+++ Quoted text +++

问题
I found this code in a RailsCast:
def tag_names
@tag_names || tags.map(&:name).join(' ')
end
What does the (&:name) in map(&:name) mean?
回答1:
It's shorthand for tags.map(&:name.to_proc).join(' ')
If foo is an object with a to_proc method, then you can pass it to a method as &foo, which will call foo.to_proc and use that as the method's block.
The Symbol#to_proc method was originally added by ActiveSupport but has been integrated into Ruby 1.8.7. This is its implementation:
class Symbol
def to_proc
Proc.new do |obj, *args|
obj.send self, *args
end
end
end
回答2:
Another cool shorthand, unknown to many, is
array.each(&method(:foo))
which is a shorthand for
array.each { |element| foo(element) }
By calling method(:foo) we took a Method object from self that represents its foo method, and used the & to signify that it has a to_proc method that converts it into a Proc.
This is very useful when you want to do things point-free style. An example is to check if there is any string in an array that is equal to the string "foo". There is the conventional way:
["bar", "baz", "foo"].any? { |str| str == "foo" }
And there is the point-free way:
["bar", "baz", "foo"].any?(&"foo".method(:==))
The preferred way should be the most readable one.
回答3:
It's equivalent to
def tag_names
@tag_names || tags.map { |tag| tag.name }.join(' ')
end
回答4:
While let us also note that ampersand #to_proc magic can work with any class, not just Symbol. Many Rubyists choose to define #to_proc on Array class:
class Array
def to_proc
proc { |receiver| receiver.send *self }
end
end
# And then...
[ 'Hello', 'Goodbye' ].map &[ :+, ' world!' ]
#=> ["Hello world!", "Goodbye world!"]
Ampersand & works by sending to_proc message on its operand, which, in the above code, is of Array class. And since I defined #to_proc method on Array, the line becomes:
[ 'Hello', 'Goodbye' ].map { |receiver| receiver.send( :+, ' world!' ) }
回答5:
It's shorthand for tags.map { |tag| tag.name }.join(' ')
回答6:
tags.map(&:name)
is The same as
tags.map{|tag| tag.name}
&:name just uses the symbol as the method name to be called.

+++

§ **Problems**:
a - In the forum thread about map(&:name), list every distinct method that the code calls on tags or on an array with a block or an & argument.
b - According to the forum thread about map(&:name), which version of Ruby integrated the Symbol#to_proc method?
c - Repeat the part of the forum thread about map(&:name) that runs from "[ 'Hello', 'Goodbye' ].map &[ :+, '" up to and including "to be called.".

+++ Records provided +++

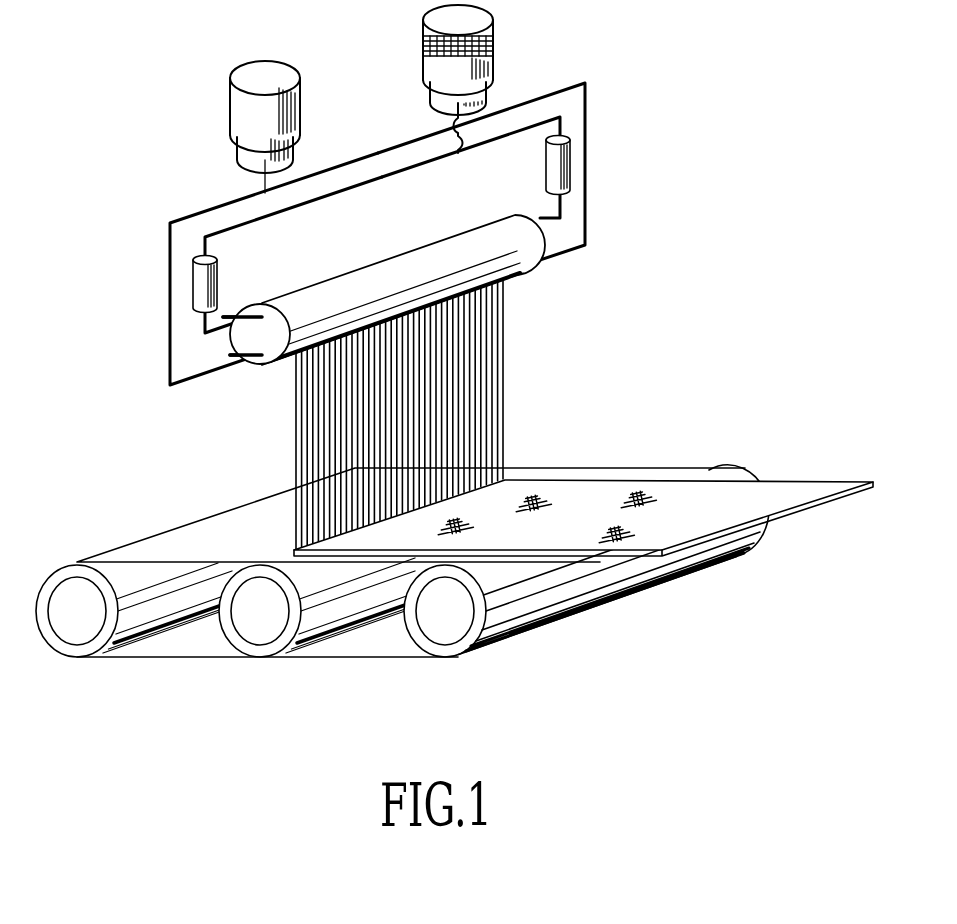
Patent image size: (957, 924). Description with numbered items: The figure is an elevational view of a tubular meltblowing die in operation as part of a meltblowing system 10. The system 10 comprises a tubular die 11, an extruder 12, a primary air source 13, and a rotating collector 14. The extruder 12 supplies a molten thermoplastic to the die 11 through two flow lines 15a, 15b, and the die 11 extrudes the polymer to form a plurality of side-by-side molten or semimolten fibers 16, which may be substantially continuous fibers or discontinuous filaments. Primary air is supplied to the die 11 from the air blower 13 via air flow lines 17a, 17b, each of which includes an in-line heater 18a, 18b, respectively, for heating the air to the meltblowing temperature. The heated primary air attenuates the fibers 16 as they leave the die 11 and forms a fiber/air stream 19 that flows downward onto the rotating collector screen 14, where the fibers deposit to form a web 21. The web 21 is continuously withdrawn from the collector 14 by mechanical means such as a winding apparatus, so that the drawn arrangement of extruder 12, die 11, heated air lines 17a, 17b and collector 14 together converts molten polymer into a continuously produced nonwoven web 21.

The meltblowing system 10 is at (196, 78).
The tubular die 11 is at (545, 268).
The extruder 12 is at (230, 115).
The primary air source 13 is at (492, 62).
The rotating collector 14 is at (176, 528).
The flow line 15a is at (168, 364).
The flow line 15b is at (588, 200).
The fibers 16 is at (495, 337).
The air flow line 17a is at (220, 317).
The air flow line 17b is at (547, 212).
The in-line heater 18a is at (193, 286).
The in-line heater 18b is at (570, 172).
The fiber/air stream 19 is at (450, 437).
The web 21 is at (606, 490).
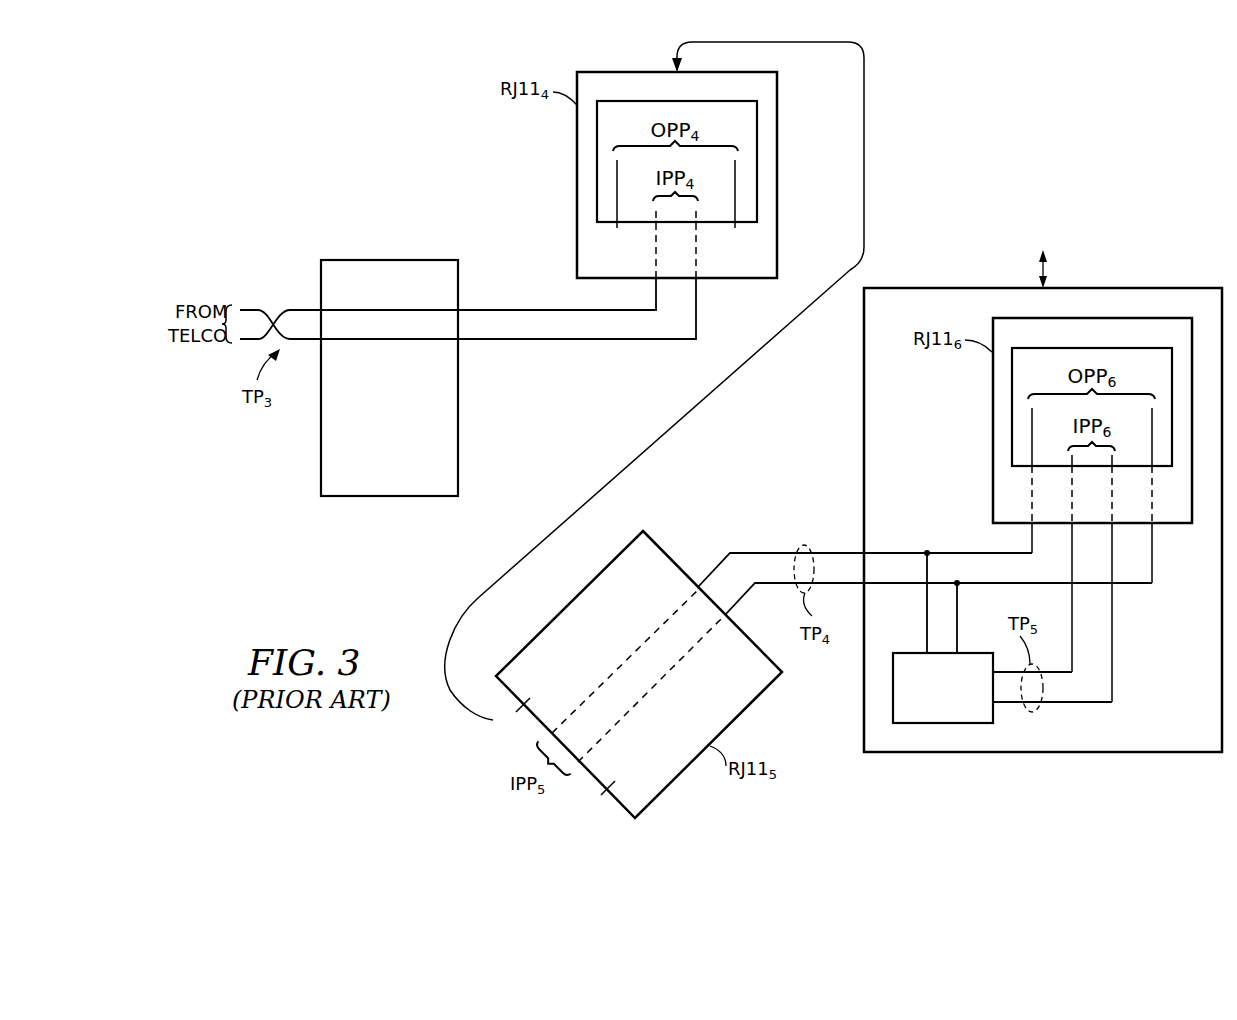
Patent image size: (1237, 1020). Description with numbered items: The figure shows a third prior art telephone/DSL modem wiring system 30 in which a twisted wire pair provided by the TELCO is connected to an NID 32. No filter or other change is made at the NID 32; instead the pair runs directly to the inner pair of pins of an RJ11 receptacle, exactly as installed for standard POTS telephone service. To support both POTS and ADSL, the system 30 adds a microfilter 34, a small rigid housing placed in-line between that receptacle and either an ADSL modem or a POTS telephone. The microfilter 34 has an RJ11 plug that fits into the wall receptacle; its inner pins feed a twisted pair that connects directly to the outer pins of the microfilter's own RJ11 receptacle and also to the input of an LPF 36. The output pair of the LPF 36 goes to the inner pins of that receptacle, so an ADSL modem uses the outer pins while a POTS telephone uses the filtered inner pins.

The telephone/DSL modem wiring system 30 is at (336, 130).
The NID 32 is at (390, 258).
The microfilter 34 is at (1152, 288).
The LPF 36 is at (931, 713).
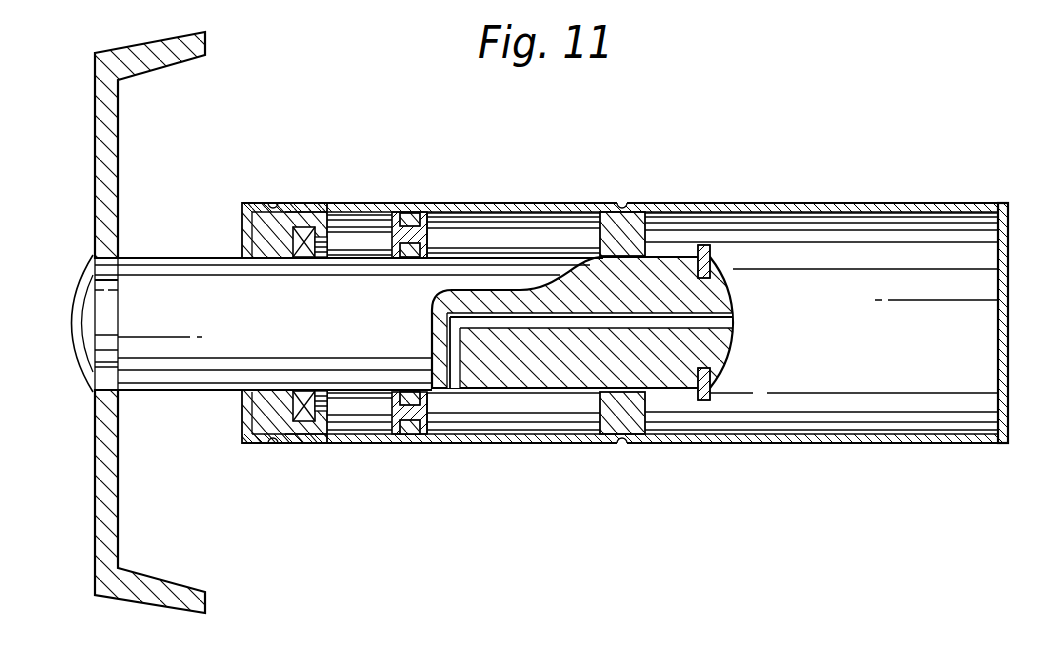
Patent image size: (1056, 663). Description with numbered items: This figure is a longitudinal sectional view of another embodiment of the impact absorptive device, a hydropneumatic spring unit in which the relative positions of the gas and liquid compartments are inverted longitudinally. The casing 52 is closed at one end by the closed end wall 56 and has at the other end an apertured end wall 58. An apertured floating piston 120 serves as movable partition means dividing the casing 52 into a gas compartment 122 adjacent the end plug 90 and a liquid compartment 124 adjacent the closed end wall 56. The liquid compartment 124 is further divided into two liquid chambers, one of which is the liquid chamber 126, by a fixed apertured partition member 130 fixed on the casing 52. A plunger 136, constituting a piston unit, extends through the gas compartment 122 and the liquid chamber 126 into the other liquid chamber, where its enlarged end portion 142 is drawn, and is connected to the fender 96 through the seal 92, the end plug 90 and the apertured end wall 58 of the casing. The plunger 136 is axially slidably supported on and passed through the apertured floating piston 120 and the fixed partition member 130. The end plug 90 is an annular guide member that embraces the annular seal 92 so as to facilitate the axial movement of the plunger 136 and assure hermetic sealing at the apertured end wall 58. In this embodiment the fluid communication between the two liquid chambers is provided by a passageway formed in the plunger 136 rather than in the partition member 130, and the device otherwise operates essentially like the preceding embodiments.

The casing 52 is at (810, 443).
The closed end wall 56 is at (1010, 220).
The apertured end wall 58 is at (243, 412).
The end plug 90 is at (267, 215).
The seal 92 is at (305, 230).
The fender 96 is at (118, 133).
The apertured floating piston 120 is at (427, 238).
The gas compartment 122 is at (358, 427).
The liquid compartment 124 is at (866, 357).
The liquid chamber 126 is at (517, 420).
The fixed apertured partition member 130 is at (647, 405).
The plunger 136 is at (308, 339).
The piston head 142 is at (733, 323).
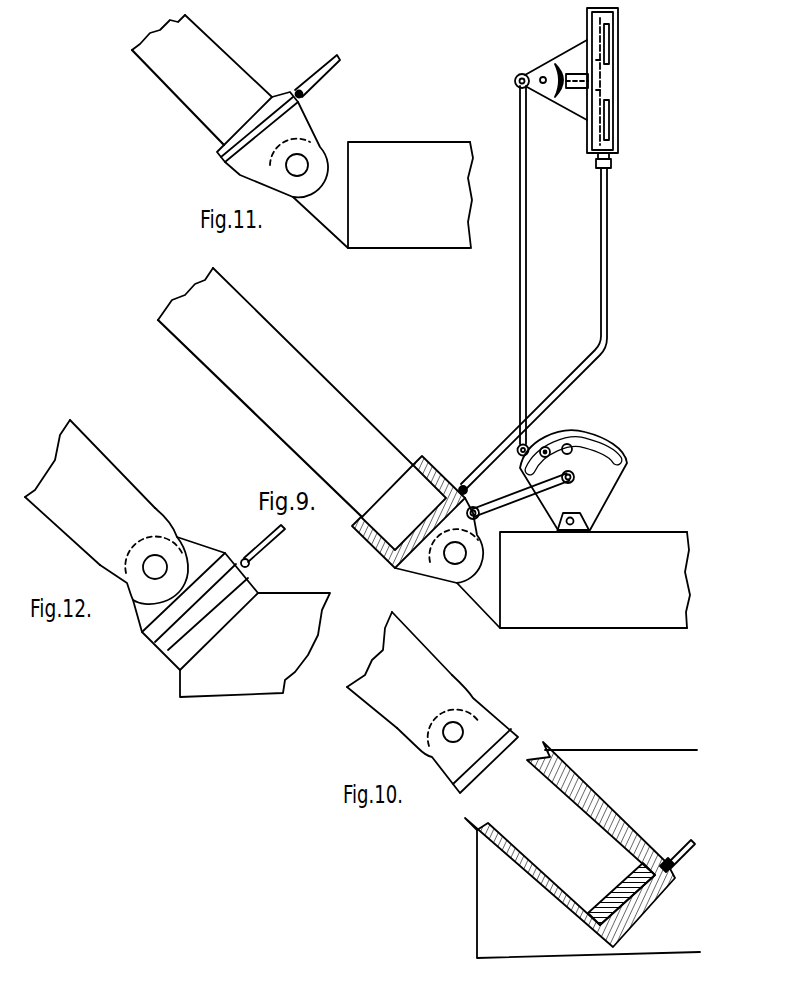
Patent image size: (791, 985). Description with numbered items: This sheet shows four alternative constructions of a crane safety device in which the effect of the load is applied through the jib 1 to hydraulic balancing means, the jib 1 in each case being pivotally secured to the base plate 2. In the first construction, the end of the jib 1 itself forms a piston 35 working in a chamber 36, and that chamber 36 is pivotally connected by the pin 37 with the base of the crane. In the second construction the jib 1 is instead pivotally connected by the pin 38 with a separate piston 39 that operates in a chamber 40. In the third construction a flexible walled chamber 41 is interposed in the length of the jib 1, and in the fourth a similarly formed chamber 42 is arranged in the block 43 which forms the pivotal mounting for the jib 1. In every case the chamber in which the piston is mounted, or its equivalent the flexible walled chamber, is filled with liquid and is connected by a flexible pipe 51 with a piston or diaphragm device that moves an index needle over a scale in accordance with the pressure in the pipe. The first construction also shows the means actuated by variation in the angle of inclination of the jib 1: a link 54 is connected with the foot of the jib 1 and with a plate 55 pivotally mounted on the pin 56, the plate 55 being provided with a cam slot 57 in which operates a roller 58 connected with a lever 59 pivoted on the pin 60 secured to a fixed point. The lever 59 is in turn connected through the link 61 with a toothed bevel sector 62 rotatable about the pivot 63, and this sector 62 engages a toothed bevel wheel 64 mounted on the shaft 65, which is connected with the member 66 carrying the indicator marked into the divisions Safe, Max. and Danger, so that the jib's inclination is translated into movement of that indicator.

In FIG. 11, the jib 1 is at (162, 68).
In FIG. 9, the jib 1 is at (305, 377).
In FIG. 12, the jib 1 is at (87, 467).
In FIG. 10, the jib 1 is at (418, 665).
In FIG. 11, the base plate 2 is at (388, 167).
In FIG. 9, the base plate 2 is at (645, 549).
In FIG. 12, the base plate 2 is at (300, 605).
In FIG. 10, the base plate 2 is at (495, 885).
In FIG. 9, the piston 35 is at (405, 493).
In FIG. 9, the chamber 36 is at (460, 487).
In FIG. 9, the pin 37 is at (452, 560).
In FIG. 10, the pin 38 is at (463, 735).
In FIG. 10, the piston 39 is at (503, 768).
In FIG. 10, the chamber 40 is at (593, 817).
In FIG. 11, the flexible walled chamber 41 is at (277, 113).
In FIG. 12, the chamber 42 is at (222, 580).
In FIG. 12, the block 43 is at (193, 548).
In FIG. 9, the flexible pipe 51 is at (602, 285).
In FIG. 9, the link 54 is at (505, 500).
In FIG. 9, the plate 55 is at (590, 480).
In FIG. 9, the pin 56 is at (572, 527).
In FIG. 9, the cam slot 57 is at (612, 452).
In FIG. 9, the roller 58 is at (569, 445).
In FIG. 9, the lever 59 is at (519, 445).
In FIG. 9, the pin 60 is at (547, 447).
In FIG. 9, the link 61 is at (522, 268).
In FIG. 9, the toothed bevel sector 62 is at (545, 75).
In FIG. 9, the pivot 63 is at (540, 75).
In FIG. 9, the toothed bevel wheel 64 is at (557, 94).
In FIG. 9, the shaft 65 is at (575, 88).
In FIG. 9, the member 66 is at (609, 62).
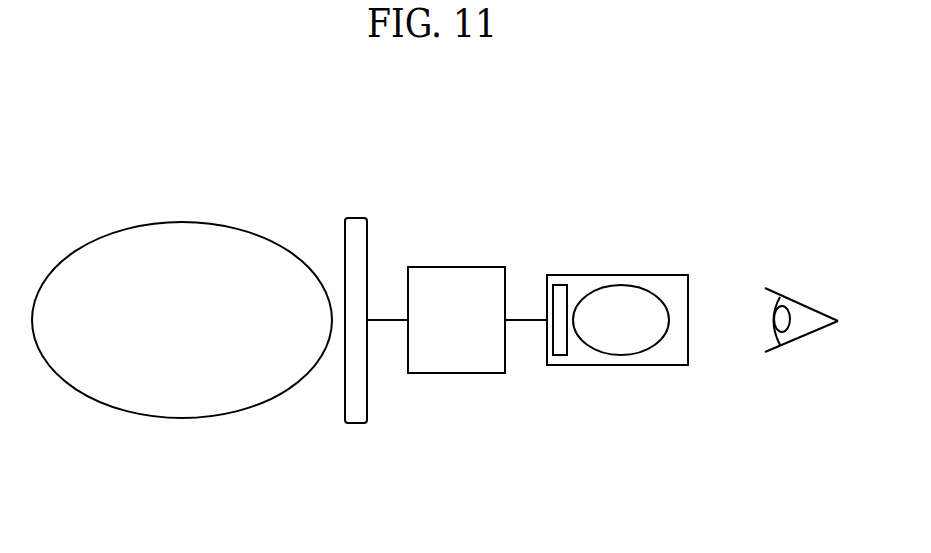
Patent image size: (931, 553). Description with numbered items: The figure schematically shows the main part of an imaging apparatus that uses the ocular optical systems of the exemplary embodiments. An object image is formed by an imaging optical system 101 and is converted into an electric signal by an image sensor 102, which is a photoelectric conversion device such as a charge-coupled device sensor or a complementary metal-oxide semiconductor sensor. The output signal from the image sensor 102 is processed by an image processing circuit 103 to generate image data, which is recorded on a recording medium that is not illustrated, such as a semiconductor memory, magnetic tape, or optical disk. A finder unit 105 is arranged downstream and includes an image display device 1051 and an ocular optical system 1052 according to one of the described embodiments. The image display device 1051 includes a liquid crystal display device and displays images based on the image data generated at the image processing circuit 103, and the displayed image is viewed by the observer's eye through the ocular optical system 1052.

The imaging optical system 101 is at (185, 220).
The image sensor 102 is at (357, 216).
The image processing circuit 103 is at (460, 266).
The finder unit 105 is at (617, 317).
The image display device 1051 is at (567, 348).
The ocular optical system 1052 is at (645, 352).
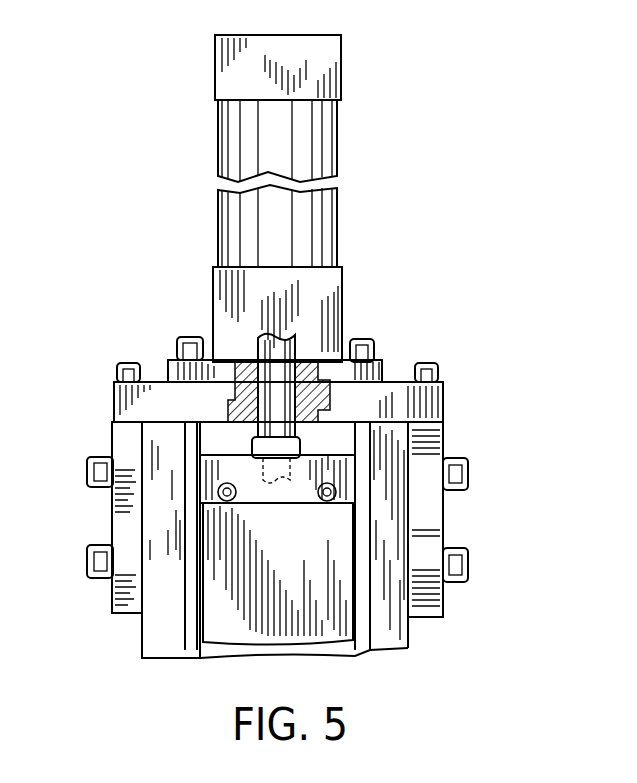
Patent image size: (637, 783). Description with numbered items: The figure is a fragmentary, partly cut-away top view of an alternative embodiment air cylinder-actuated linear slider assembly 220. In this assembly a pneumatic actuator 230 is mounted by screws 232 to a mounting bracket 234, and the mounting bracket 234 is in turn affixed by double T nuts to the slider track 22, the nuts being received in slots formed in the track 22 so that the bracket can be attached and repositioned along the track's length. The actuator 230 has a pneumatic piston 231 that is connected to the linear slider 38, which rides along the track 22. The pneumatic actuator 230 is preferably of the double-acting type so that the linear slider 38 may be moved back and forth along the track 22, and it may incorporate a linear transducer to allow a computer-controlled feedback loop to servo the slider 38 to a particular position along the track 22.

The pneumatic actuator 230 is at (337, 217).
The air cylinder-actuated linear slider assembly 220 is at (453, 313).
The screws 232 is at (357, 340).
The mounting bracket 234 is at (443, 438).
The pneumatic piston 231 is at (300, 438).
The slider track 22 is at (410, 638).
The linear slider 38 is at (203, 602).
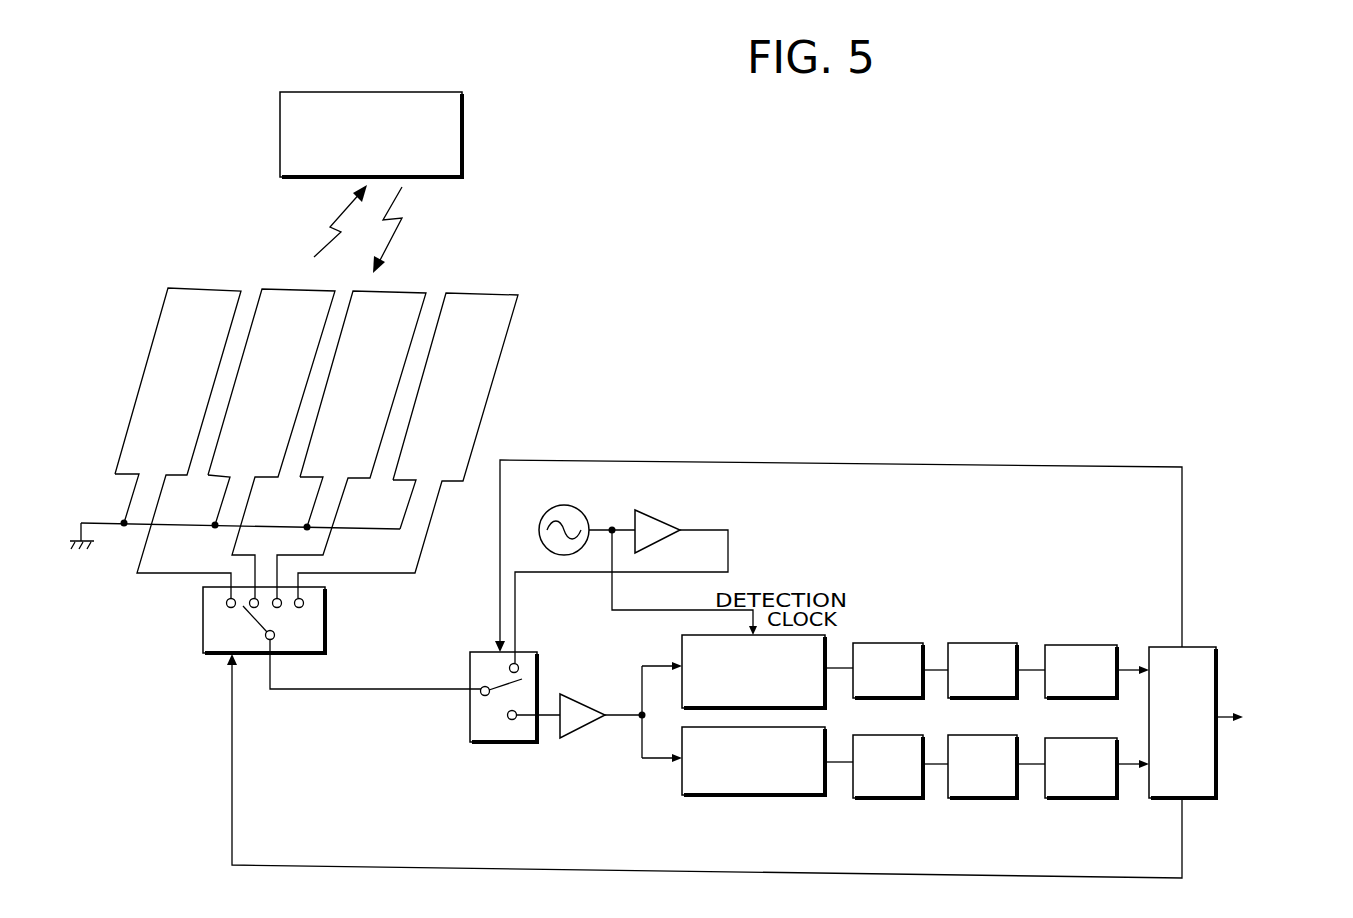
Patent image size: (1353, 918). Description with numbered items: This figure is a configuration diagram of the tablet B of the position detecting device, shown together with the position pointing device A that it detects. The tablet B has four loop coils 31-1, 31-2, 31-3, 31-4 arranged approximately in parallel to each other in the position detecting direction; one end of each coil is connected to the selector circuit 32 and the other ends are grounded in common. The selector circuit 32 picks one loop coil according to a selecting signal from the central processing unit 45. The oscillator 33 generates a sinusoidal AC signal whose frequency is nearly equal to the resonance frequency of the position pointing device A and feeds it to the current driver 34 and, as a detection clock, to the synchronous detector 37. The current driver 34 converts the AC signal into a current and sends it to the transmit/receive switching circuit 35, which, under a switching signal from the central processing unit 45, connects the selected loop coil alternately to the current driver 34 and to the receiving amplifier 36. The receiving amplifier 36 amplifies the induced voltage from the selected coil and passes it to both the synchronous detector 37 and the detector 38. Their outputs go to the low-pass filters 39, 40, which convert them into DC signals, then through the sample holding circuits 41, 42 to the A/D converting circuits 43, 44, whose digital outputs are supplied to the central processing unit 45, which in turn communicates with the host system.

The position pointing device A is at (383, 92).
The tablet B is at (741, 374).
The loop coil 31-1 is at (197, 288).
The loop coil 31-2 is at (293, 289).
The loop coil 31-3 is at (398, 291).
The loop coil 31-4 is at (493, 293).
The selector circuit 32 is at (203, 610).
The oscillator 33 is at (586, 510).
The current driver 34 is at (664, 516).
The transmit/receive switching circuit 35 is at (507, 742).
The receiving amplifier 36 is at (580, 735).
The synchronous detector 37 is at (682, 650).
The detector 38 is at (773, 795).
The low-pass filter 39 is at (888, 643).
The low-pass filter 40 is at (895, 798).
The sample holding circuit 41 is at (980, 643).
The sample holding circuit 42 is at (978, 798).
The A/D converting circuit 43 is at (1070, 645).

+++

§ **The solutions**:
a - map, each, any?

b - Ruby 1.8.7

c -
[ 'Hello', 'Goodbye' ].map &[ :+, ' world!' ]
#=> ["Hello world!", "Goodbye world!"]
Ampersand & works by sending to_proc message on its operand, which, in the above code, is of Array class. And since I defined #to_proc method on Array, the line becomes:
[ 'Hello', 'Goodbye' ].map { |receiver| receiver.send( :+, ' world!' ) }
回答5:
It's shorthand for tags.map { |tag| tag.name }.join(' ')
回答6:
tags.map(&:name)
is The same as
tags.map{|tag| tag.name}
&:name just uses the symbol as the method name to be called.